Scan the lines below; pull out those with "content".

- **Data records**
....

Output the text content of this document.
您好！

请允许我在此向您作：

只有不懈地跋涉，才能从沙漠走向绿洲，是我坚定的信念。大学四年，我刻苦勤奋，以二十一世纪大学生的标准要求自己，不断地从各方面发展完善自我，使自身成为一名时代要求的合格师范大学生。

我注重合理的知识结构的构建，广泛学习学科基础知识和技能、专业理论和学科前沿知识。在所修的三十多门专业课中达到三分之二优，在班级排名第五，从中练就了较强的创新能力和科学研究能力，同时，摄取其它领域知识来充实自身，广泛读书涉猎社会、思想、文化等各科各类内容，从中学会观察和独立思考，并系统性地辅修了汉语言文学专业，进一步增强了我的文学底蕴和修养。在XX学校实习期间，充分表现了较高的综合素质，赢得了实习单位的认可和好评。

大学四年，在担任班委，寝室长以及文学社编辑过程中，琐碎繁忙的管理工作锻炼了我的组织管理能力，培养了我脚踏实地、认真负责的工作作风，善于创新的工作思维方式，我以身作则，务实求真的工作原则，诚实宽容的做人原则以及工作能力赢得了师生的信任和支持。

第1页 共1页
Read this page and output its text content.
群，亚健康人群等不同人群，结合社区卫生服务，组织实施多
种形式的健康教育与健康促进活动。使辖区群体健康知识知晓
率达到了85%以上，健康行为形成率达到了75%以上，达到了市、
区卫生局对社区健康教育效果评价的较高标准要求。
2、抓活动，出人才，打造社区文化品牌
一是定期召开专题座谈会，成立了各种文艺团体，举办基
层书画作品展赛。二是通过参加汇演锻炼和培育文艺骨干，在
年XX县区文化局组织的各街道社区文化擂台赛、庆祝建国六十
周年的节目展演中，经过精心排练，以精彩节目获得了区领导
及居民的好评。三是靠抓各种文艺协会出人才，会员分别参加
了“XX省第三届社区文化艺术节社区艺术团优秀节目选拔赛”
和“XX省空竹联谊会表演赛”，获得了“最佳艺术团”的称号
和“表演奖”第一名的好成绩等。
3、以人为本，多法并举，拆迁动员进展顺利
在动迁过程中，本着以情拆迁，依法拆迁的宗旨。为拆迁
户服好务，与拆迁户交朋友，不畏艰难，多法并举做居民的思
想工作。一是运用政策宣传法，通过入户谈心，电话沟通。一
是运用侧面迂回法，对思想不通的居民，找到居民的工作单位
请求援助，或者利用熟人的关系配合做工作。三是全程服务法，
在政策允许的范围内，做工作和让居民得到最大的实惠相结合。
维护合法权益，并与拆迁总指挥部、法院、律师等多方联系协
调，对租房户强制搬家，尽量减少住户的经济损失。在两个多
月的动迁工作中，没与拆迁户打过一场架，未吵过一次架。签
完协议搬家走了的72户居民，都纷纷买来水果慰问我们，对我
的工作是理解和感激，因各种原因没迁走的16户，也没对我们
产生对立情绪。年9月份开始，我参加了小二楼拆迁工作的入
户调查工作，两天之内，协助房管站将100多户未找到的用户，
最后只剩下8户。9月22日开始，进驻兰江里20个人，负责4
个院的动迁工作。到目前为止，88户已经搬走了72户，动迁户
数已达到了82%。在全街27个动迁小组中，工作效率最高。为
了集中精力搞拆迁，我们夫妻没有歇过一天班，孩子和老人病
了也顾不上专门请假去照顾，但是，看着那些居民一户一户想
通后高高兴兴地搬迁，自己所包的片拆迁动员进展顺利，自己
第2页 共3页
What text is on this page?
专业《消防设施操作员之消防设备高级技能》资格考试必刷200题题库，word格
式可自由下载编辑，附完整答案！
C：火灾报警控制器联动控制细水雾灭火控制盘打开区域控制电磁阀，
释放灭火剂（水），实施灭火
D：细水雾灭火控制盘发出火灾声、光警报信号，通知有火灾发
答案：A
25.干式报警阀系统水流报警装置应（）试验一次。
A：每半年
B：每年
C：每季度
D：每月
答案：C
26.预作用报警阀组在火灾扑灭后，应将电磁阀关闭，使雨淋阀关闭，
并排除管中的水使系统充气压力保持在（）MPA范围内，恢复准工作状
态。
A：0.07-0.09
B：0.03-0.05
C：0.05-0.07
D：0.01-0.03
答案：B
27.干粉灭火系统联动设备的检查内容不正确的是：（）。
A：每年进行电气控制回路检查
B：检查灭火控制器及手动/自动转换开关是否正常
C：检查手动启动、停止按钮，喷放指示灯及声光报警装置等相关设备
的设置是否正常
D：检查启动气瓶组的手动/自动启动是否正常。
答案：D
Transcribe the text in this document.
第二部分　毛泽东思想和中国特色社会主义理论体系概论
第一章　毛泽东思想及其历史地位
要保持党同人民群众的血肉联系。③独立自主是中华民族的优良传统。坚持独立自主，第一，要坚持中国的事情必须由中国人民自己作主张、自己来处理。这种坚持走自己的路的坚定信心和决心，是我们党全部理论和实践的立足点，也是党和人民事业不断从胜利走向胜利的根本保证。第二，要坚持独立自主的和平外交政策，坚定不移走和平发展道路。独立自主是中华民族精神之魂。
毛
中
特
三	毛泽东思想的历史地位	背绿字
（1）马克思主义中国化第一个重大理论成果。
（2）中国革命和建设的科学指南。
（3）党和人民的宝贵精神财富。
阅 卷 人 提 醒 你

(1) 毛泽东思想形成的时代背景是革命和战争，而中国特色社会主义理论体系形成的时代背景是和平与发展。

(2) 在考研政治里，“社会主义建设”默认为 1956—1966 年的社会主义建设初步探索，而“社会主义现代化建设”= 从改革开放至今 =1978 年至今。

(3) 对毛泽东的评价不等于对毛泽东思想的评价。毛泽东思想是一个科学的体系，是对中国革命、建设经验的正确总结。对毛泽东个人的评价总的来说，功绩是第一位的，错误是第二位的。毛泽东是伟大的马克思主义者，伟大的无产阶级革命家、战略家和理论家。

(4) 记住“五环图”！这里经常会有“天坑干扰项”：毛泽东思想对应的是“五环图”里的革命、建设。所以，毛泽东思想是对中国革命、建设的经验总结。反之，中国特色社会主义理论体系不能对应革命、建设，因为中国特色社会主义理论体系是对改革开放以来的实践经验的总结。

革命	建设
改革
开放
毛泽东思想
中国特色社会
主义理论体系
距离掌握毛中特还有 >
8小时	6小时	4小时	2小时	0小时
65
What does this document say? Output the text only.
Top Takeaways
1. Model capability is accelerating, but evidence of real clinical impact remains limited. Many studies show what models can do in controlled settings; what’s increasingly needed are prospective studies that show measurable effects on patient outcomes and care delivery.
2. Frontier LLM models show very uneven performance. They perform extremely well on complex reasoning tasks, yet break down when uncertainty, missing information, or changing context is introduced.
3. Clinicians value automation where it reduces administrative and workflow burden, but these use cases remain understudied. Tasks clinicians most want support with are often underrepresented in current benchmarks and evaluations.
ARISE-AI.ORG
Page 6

....

- **The answer**
Output the text content of this document.
Read this page and output its text content.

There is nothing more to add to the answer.